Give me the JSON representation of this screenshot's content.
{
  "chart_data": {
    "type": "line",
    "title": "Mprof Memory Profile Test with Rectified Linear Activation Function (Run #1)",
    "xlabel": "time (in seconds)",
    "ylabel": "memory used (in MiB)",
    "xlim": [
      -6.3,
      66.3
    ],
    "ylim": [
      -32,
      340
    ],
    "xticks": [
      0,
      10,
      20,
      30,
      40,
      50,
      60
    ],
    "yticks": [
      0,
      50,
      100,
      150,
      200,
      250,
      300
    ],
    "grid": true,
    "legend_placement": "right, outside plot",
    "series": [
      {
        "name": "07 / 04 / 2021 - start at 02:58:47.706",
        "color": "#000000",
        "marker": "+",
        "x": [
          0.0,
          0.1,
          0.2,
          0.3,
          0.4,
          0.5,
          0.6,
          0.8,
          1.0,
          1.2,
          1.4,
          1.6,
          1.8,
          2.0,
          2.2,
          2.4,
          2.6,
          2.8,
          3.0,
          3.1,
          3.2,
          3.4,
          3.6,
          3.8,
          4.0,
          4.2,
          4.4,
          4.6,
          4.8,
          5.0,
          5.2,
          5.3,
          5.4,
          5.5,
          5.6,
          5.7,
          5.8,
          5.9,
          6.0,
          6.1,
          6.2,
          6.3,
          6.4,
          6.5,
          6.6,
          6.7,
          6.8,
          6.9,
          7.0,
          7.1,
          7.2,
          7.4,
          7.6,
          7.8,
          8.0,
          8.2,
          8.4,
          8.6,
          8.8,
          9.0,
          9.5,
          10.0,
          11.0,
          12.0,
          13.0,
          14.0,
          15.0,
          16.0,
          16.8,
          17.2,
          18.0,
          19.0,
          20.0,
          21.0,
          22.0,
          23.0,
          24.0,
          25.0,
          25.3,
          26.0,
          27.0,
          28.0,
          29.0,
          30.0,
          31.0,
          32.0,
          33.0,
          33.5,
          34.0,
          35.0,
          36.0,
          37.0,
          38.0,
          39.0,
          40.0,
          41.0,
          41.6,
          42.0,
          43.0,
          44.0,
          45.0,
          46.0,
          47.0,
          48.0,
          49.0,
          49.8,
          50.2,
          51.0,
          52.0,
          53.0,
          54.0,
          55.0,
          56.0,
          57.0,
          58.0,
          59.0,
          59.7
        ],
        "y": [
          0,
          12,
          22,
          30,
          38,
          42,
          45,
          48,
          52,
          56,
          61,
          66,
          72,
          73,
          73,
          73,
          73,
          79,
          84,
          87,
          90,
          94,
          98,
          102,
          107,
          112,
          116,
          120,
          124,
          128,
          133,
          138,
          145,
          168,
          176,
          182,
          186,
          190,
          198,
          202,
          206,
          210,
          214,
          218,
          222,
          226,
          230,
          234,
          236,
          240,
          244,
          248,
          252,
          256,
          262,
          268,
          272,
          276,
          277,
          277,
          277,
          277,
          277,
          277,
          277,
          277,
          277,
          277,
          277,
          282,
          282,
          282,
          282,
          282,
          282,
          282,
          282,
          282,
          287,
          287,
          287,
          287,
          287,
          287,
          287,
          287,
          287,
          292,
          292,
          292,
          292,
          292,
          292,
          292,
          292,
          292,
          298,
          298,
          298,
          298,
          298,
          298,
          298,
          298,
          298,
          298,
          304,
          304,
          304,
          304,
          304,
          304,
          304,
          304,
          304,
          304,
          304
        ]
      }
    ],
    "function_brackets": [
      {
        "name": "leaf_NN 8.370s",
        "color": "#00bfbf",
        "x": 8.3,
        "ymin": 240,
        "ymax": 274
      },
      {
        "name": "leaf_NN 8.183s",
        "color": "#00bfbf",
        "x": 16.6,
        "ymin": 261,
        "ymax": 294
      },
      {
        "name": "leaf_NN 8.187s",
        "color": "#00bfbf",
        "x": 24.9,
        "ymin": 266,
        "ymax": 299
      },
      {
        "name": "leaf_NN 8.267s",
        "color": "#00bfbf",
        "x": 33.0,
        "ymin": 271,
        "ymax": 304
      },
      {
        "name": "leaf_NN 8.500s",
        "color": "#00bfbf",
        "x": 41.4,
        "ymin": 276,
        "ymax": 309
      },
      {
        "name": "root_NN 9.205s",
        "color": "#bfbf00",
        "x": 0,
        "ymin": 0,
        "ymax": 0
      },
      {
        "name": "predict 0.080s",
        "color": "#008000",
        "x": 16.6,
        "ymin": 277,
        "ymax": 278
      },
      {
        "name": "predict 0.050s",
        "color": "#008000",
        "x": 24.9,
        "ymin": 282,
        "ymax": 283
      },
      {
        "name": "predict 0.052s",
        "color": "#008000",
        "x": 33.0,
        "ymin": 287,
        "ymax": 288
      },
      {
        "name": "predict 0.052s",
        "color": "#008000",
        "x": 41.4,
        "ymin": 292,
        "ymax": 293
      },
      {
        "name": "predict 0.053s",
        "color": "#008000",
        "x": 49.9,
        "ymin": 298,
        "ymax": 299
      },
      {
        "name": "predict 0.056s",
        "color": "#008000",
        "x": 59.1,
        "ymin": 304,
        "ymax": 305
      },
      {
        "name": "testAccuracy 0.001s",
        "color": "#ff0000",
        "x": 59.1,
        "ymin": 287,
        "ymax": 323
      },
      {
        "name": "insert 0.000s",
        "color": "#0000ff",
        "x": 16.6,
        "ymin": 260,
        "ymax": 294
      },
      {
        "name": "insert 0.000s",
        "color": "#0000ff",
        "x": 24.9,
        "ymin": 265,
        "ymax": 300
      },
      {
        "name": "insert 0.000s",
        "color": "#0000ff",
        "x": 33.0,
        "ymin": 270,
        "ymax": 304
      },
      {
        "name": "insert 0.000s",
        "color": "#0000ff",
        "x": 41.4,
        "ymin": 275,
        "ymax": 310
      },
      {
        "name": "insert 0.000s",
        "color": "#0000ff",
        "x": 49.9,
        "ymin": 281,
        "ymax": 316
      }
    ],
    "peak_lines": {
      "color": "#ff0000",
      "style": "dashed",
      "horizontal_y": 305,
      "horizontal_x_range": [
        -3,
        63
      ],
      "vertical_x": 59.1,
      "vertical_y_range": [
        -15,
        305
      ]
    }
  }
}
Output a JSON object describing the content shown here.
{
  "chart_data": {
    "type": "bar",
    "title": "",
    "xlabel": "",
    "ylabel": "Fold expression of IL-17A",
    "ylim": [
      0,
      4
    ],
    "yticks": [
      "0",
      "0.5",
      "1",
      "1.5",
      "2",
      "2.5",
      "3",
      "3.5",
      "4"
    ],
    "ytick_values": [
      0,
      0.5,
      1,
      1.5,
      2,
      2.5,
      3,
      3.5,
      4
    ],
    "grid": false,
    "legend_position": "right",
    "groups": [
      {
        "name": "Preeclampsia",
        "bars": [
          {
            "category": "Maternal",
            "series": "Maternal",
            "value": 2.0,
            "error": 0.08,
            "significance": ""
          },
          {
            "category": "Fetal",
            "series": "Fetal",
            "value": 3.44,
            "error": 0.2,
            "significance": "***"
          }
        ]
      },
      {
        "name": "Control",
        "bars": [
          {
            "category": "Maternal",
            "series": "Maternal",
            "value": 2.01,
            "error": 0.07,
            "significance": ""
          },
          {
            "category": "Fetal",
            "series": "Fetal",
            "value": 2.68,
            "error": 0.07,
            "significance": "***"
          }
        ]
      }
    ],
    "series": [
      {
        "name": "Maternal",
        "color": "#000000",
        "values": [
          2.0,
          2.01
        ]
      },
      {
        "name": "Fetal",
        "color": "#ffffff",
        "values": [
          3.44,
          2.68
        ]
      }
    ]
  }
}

* Required work
Find the string "JSON" in the records, then copy each line where it occurs.

* Finished task
Give me the JSON representation of this screenshot's content.
Output a JSON object describing the content shown here.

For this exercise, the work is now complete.